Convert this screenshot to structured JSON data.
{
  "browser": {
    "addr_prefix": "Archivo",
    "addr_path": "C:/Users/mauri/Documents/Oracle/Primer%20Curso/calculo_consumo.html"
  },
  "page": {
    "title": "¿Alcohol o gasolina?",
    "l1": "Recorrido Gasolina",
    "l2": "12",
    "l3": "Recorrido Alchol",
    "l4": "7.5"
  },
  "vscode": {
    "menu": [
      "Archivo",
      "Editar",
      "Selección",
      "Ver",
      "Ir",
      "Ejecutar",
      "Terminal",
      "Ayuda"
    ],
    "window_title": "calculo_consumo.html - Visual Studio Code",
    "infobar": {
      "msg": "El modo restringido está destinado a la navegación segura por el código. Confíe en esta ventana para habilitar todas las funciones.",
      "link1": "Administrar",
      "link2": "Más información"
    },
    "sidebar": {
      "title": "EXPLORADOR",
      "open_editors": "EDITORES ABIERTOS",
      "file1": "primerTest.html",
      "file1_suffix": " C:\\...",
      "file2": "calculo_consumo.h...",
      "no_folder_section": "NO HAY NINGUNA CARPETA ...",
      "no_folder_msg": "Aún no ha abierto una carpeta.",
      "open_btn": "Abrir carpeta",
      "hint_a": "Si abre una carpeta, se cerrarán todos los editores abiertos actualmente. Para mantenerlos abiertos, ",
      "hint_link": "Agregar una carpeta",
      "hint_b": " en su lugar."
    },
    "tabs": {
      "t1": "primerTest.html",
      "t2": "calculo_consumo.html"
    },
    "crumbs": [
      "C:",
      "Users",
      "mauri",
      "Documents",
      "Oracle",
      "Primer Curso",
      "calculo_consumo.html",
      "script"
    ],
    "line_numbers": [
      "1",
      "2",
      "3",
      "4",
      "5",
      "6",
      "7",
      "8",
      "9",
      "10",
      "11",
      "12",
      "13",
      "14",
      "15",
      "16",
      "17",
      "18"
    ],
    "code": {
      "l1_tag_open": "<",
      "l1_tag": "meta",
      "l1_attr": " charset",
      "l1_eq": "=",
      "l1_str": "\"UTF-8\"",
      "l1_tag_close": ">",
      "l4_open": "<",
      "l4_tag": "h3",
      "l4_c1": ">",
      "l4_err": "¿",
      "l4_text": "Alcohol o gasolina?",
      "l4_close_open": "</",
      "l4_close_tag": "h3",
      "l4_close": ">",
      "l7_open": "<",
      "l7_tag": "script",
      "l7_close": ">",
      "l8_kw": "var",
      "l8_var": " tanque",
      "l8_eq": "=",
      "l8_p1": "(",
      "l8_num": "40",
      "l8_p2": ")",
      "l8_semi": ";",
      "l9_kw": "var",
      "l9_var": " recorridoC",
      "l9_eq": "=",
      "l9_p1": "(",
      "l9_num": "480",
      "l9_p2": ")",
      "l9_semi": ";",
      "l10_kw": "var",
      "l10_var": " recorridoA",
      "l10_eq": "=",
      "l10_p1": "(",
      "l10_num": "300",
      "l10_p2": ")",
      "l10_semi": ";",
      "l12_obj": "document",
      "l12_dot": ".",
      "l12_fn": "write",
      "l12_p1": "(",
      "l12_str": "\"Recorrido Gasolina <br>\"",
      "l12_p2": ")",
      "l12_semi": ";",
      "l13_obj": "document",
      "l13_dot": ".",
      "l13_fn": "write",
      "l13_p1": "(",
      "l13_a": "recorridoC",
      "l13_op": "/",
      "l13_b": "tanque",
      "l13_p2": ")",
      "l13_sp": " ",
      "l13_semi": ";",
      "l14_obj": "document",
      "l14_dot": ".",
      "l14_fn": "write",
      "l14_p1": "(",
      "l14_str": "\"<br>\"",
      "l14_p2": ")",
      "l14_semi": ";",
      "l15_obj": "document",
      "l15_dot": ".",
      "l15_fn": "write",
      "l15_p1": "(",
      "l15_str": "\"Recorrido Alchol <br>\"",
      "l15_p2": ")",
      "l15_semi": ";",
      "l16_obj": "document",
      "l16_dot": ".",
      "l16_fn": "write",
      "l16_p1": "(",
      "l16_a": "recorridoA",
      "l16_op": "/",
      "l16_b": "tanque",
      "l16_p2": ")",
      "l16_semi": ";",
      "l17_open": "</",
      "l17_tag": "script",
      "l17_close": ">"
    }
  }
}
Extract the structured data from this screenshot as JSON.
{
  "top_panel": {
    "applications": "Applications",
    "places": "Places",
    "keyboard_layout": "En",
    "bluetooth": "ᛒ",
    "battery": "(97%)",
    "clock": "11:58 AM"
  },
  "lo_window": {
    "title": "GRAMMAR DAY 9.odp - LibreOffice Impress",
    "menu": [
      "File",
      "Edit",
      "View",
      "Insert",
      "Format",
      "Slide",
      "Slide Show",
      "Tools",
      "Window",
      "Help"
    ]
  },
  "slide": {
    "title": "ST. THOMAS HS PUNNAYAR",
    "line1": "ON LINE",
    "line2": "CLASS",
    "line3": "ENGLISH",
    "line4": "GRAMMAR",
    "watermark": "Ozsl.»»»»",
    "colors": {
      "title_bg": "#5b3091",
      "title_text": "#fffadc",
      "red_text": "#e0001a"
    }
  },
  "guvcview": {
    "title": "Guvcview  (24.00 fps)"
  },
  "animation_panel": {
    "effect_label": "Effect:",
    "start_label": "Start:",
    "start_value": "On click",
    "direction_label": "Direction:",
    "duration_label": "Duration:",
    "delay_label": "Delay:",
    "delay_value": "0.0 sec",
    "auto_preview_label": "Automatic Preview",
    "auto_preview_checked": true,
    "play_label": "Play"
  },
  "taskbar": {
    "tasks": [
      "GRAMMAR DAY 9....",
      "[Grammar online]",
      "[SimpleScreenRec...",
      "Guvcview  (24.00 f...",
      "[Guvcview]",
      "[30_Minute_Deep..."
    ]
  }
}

========================================================================

• _Task description_: Print the records above in full, exactly.

• _Solved exercise_:
Convert this screenshot to structured JSON data.
{
  "browser": {
    "addr_prefix": "Archivo",
    "addr_path": "C:/Users/mauri/Documents/Oracle/Primer%20Curso/calculo_consumo.html"
  },
  "page": {
    "title": "¿Alcohol o gasolina?",
    "l1": "Recorrido Gasolina",
    "l2": "12",
    "l3": "Recorrido Alchol",
    "l4": "7.5"
  },
  "vscode": {
    "menu": [
      "Archivo",
      "Editar",
      "Selección",
      "Ver",
      "Ir",
      "Ejecutar",
      "Terminal",
      "Ayuda"
    ],
    "window_title": "calculo_consumo.html - Visual Studio Code",
    "infobar": {
      "msg": "El modo restringido está destinado a la navegación segura por el código. Confíe en esta ventana para habilitar todas las funciones.",
      "link1": "Administrar",
      "link2": "Más información"
    },
    "sidebar": {
      "title": "EXPLORADOR",
      "open_editors": "EDITORES ABIERTOS",
      "file1": "primerTest.html",
      "file1_suffix": " C:\\...",
      "file2": "calculo_consumo.h...",
      "no_folder_section": "NO HAY NINGUNA CARPETA ...",
      "no_folder_msg": "Aún no ha abierto una carpeta.",
      "open_btn": "Abrir carpeta",
      "hint_a": "Si abre una carpeta, se cerrarán todos los editores abiertos actualmente. Para mantenerlos abiertos, ",
      "hint_link": "Agregar una carpeta",
      "hint_b": " en su lugar."
    },
    "tabs": {
      "t1": "primerTest.html",
      "t2": "calculo_consumo.html"
    },
    "crumbs": [
      "C:",
      "Users",
      "mauri",
      "Documents",
      "Oracle",
      "Primer Curso",
      "calculo_consumo.html",
      "script"
    ],
    "line_numbers": [
      "1",
      "2",
      "3",
      "4",
      "5",
      "6",
      "7",
      "8",
      "9",
      "10",
      "11",
      "12",
      "13",
      "14",
      "15",
      "16",
      "17",
      "18"
    ],
    "code": {
      "l1_tag_open": "<",
      "l1_tag": "meta",
      "l1_attr": " charset",
      "l1_eq": "=",
      "l1_str": "\"UTF-8\"",
      "l1_tag_close": ">",
      "l4_open": "<",
      "l4_tag": "h3",
      "l4_c1": ">",
      "l4_err": "¿",
      "l4_text": "Alcohol o gasolina?",
      "l4_close_open": "</",
      "l4_close_tag": "h3",
      "l4_close": ">",
      "l7_open": "<",
      "l7_tag": "script",
      "l7_close": ">",
      "l8_kw": "var",
      "l8_var": " tanque",
      "l8_eq": "=",
      "l8_p1": "(",
      "l8_num": "40",
      "l8_p2": ")",
      "l8_semi": ";",
      "l9_kw": "var",
      "l9_var": " recorridoC",
      "l9_eq": "=",
      "l9_p1": "(",
      "l9_num": "480",
      "l9_p2": ")",
      "l9_semi": ";",
      "l10_kw": "var",
      "l10_var": " recorridoA",
      "l10_eq": "=",
      "l10_p1": "(",
      "l10_num": "300",
      "l10_p2": ")",
      "l10_semi": ";",
      "l12_obj": "document",
      "l12_dot": ".",
      "l12_fn": "write",
      "l12_p1": "(",
      "l12_str": "\"Recorrido Gasolina <br>\"",
      "l12_p2": ")",
      "l12_semi": ";",
      "l13_obj": "document",
      "l13_dot": ".",
      "l13_fn": "write",
      "l13_p1": "(",
      "l13_a": "recorridoC",
      "l13_op": "/",
      "l13_b": "tanque",
      "l13_p2": ")",
      "l13_sp": " ",
      "l13_semi": ";",
      "l14_obj": "document",
      "l14_dot": ".",
      "l14_fn": "write",
      "l14_p1": "(",
      "l14_str": "\"<br>\"",
      "l14_p2": ")",
      "l14_semi": ";",
      "l15_obj": "document",
      "l15_dot": ".",
      "l15_fn": "write",
      "l15_p1": "(",
      "l15_str": "\"Recorrido Alchol <br>\"",
      "l15_p2": ")",
      "l15_semi": ";",
      "l16_obj": "document",
      "l16_dot": ".",
      "l16_fn": "write",
      "l16_p1": "(",
      "l16_a": "recorridoA",
      "l16_op": "/",
      "l16_b": "tanque",
      "l16_p2": ")",
      "l16_semi": ";",
      "l17_open": "</",
      "l17_tag": "script",
      "l17_close": ">"
    }
  }
}
Extract the structured data from this screenshot as JSON.
{
  "top_panel": {
    "applications": "Applications",
    "places": "Places",
    "keyboard_layout": "En",
    "bluetooth": "ᛒ",
    "battery": "(97%)",
    "clock": "11:58 AM"
  },
  "lo_window": {
    "title": "GRAMMAR DAY 9.odp - LibreOffice Impress",
    "menu": [
      "File",
      "Edit",
      "View",
      "Insert",
      "Format",
      "Slide",
      "Slide Show",
      "Tools",
      "Window",
      "Help"
    ]
  },
  "slide": {
    "title": "ST. THOMAS HS PUNNAYAR",
    "line1": "ON LINE",
    "line2": "CLASS",
    "line3": "ENGLISH",
    "line4": "GRAMMAR",
    "watermark": "Ozsl.»»»»",
    "colors": {
      "title_bg": "#5b3091",
      "title_text": "#fffadc",
      "red_text": "#e0001a"
    }
  },
  "guvcview": {
    "title": "Guvcview  (24.00 fps)"
  },
  "animation_panel": {
    "effect_label": "Effect:",
    "start_label": "Start:",
    "start_value": "On click",
    "direction_label": "Direction:",
    "duration_label": "Duration:",
    "delay_label": "Delay:",
    "delay_value": "0.0 sec",
    "auto_preview_label": "Automatic Preview",
    "auto_preview_checked": true,
    "play_label": "Play"
  },
  "taskbar": {
    "tasks": [
      "GRAMMAR DAY 9....",
      "[Grammar online]",
      "[SimpleScreenRec...",
      "Guvcview  (24.00 f...",
      "[Guvcview]",
      "[30_Minute_Deep..."
    ]
  }
}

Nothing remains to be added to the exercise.